* **Given task**:
Images are not part of the copy; transcribe all the data exactly.

(Dataset rows)
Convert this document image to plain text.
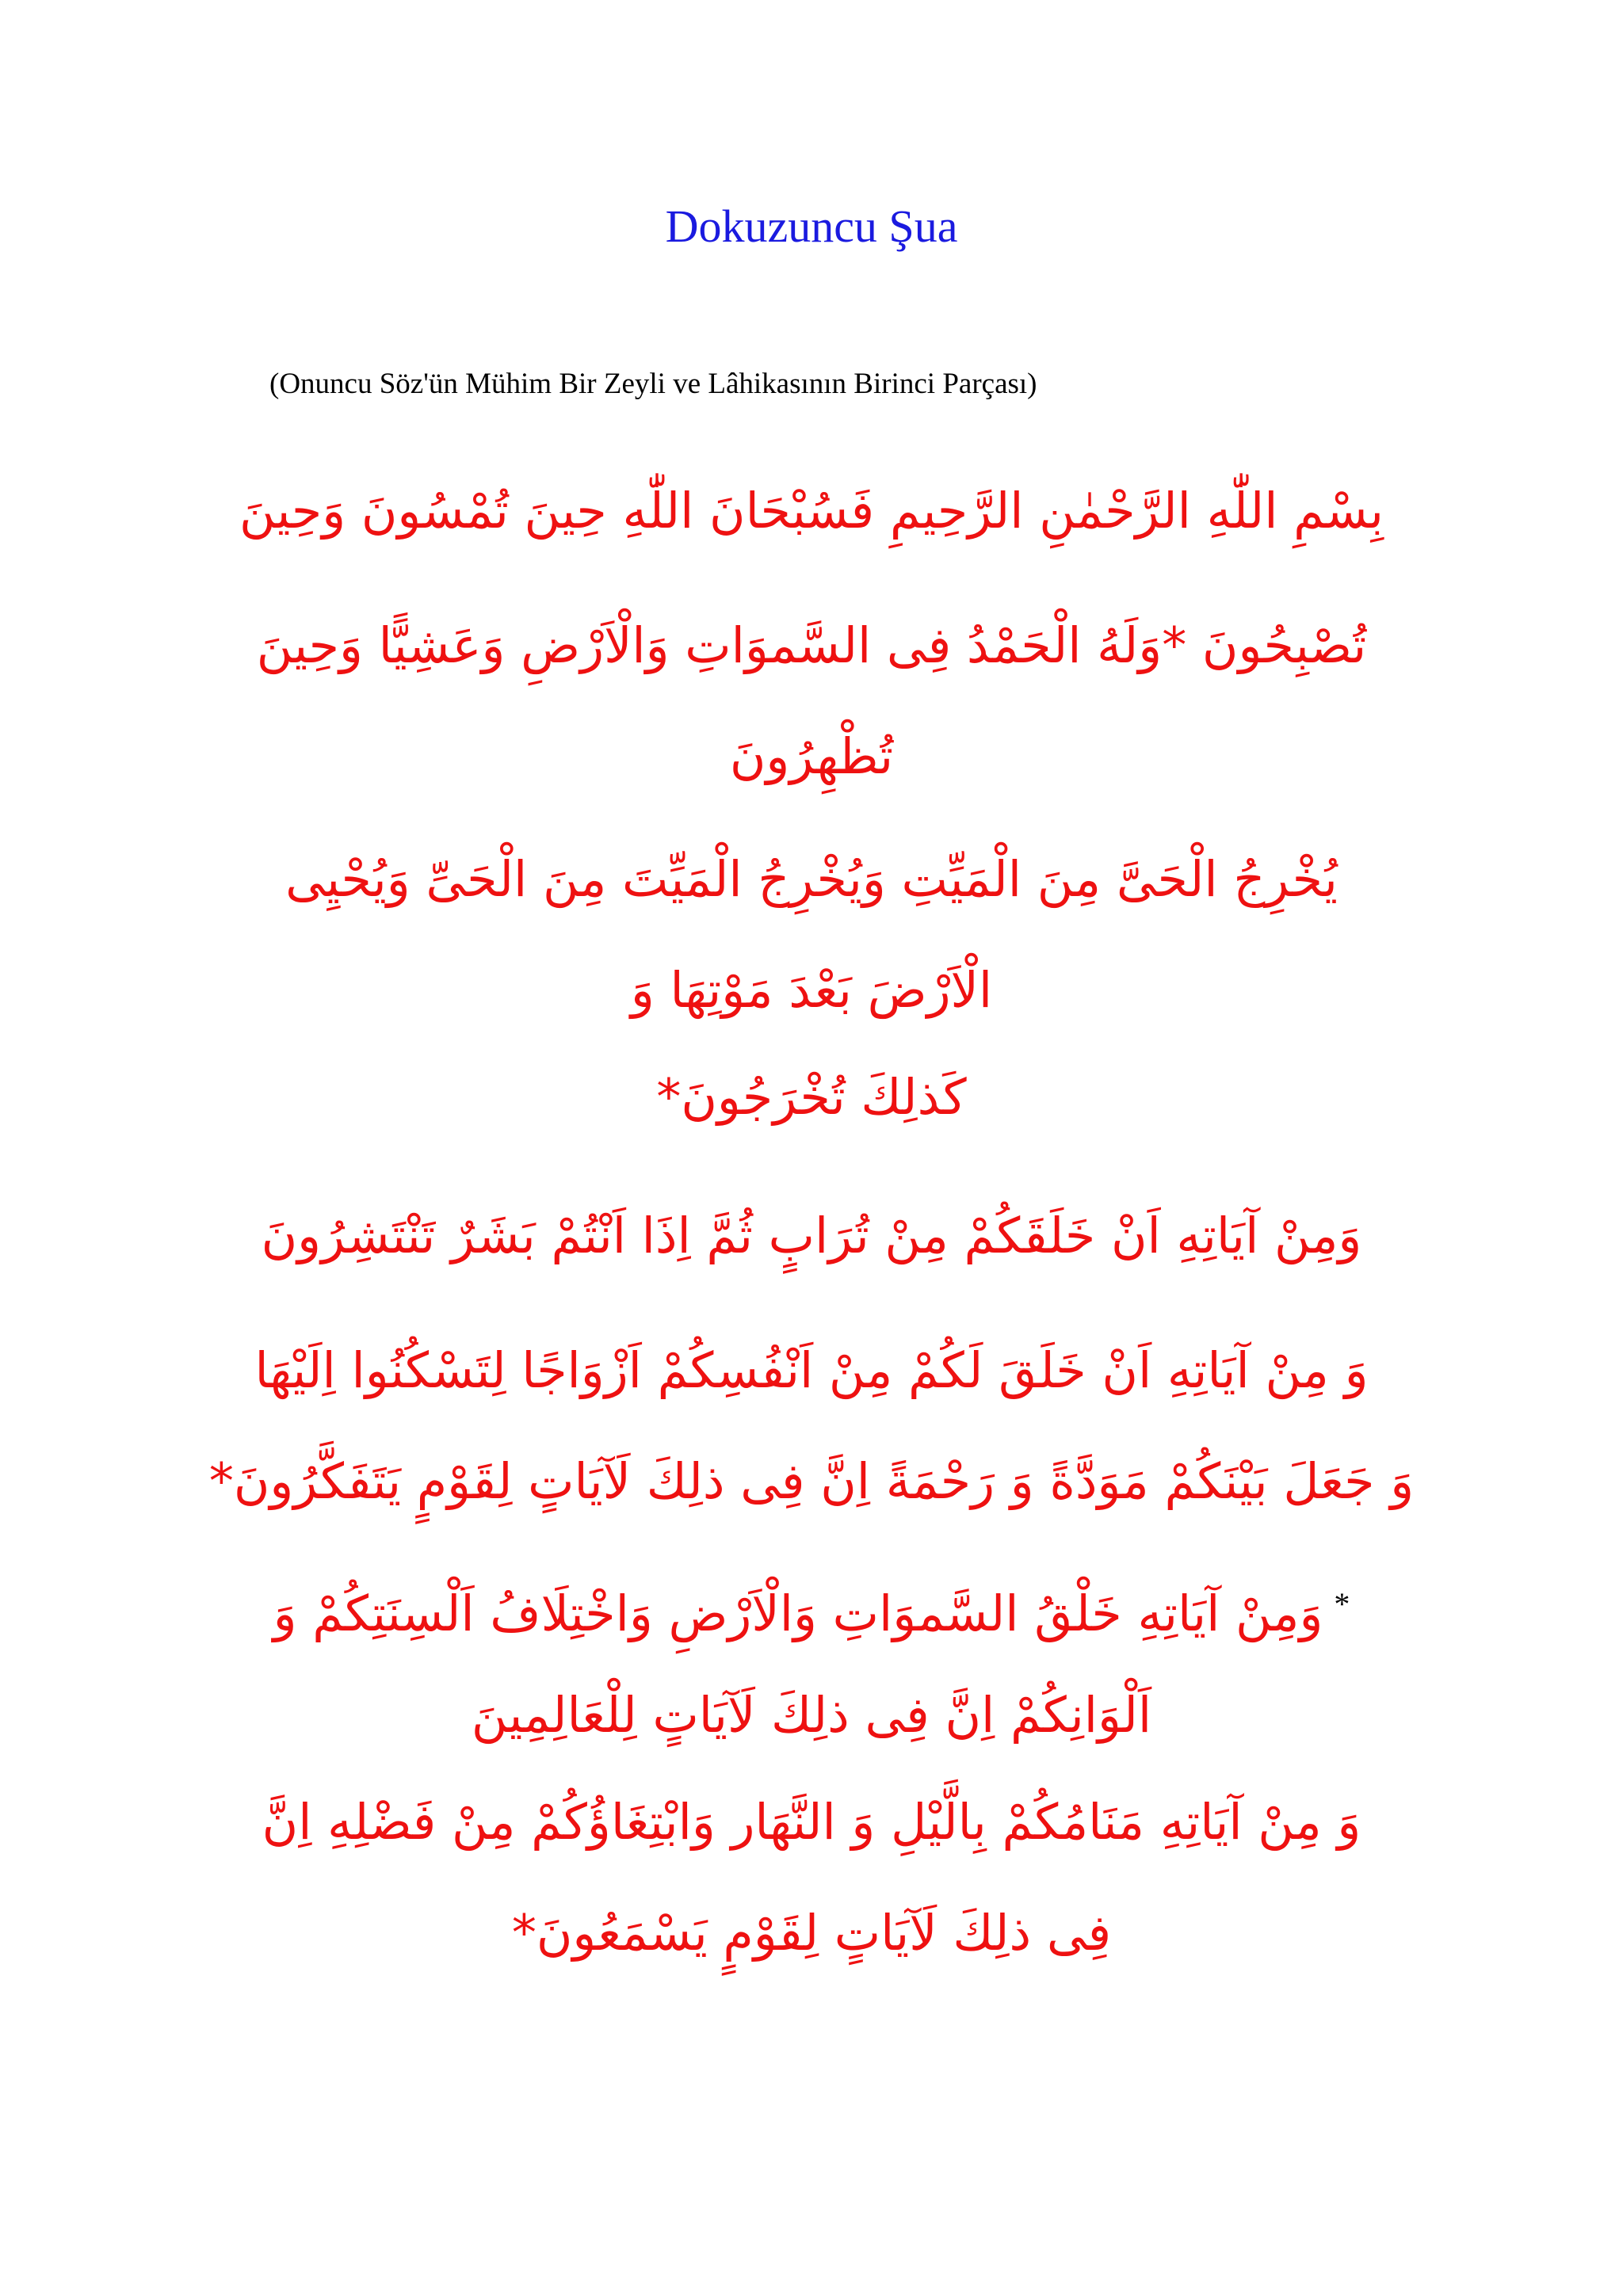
Dokuzuncu Şua
(Onuncu Söz'ün Mühim Bir Zeyli ve Lâhikasının Birinci Parçası)
بِسْمِ اللّٰهِ الرَّحْمٰنِ الرَّحِيمِ فَسُبْحَانَ اللّٰهِ حِينَ تُمْسُونَ وَحِينَ
تُصْبِحُونَ *وَلَهُ الْحَمْدُ فِى السَّموَاتِ وَالْاَرْضِ وَعَشِيًّا وَحِينَ
تُظْهِرُونَ
يُخْرِجُ الْحَىَّ مِنَ الْمَيِّتِ وَيُخْرِجُ الْمَيِّتَ مِنَ الْحَىِّ وَيُحْيِى
الْاَرْضَ بَعْدَ مَوْتِهَا وَ
كَذلِكَ تُخْرَجُونَ*
وَمِنْ آيَاتِهِ اَنْ خَلَقَكُمْ مِنْ تُرَابٍ ثُمَّ اِذَا اَنْتُمْ بَشَرٌ تَنْتَشِرُونَ
وَ مِنْ آيَاتِهِ اَنْ خَلَقَ لَكُمْ مِنْ اَنْفُسِكُمْ اَزْوَاجًا لِتَسْكُنُوا اِلَيْهَا
وَ جَعَلَ بَيْنَكُمْ مَوَدَّةً وَ رَحْمَةً اِنَّ فِى ذلِكَ لَآيَاتٍ لِقَوْمٍ يَتَفَكَّرُونَ*
*وَمِنْ آيَاتِهِ خَلْقُ السَّموَاتِ وَالْاَرْضِ وَاخْتِلَافُ اَلْسِنَتِكُمْ وَ
اَلْوَانِكُمْ اِنَّ فِى ذلِكَ لَآيَاتٍ لِلْعَالِمِينَ
وَ مِنْ آيَاتِهِ مَنَامُكُمْ بِالَّيْلِ وَ النَّهَار وَابْتِغَاؤُكُمْ مِنْ فَضْلِهِ اِنَّ
فِى ذلِكَ لَآيَاتٍ لِقَوْمٍ يَسْمَعُونَ*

* **The response**:
Convert this document image to plain text.
Dokuzuncu Şua
(Onuncu Söz'ün Mühim Bir Zeyli ve Lâhikasının Birinci Parçası)
بِسْمِ اللّٰهِ الرَّحْمٰنِ الرَّحِيمِ فَسُبْحَانَ اللّٰهِ حِينَ تُمْسُونَ وَحِينَ
تُصْبِحُونَ *وَلَهُ الْحَمْدُ فِى السَّموَاتِ وَالْاَرْضِ وَعَشِيًّا وَحِينَ
تُظْهِرُونَ
يُخْرِجُ الْحَىَّ مِنَ الْمَيِّتِ وَيُخْرِجُ الْمَيِّتَ مِنَ الْحَىِّ وَيُحْيِى
الْاَرْضَ بَعْدَ مَوْتِهَا وَ
كَذلِكَ تُخْرَجُونَ*
وَمِنْ آيَاتِهِ اَنْ خَلَقَكُمْ مِنْ تُرَابٍ ثُمَّ اِذَا اَنْتُمْ بَشَرٌ تَنْتَشِرُونَ
وَ مِنْ آيَاتِهِ اَنْ خَلَقَ لَكُمْ مِنْ اَنْفُسِكُمْ اَزْوَاجًا لِتَسْكُنُوا اِلَيْهَا
وَ جَعَلَ بَيْنَكُمْ مَوَدَّةً وَ رَحْمَةً اِنَّ فِى ذلِكَ لَآيَاتٍ لِقَوْمٍ يَتَفَكَّرُونَ*
*وَمِنْ آيَاتِهِ خَلْقُ السَّموَاتِ وَالْاَرْضِ وَاخْتِلَافُ اَلْسِنَتِكُمْ وَ
اَلْوَانِكُمْ اِنَّ فِى ذلِكَ لَآيَاتٍ لِلْعَالِمِينَ
وَ مِنْ آيَاتِهِ مَنَامُكُمْ بِالَّيْلِ وَ النَّهَار وَابْتِغَاؤُكُمْ مِنْ فَضْلِهِ اِنَّ
فِى ذلِكَ لَآيَاتٍ لِقَوْمٍ يَسْمَعُونَ*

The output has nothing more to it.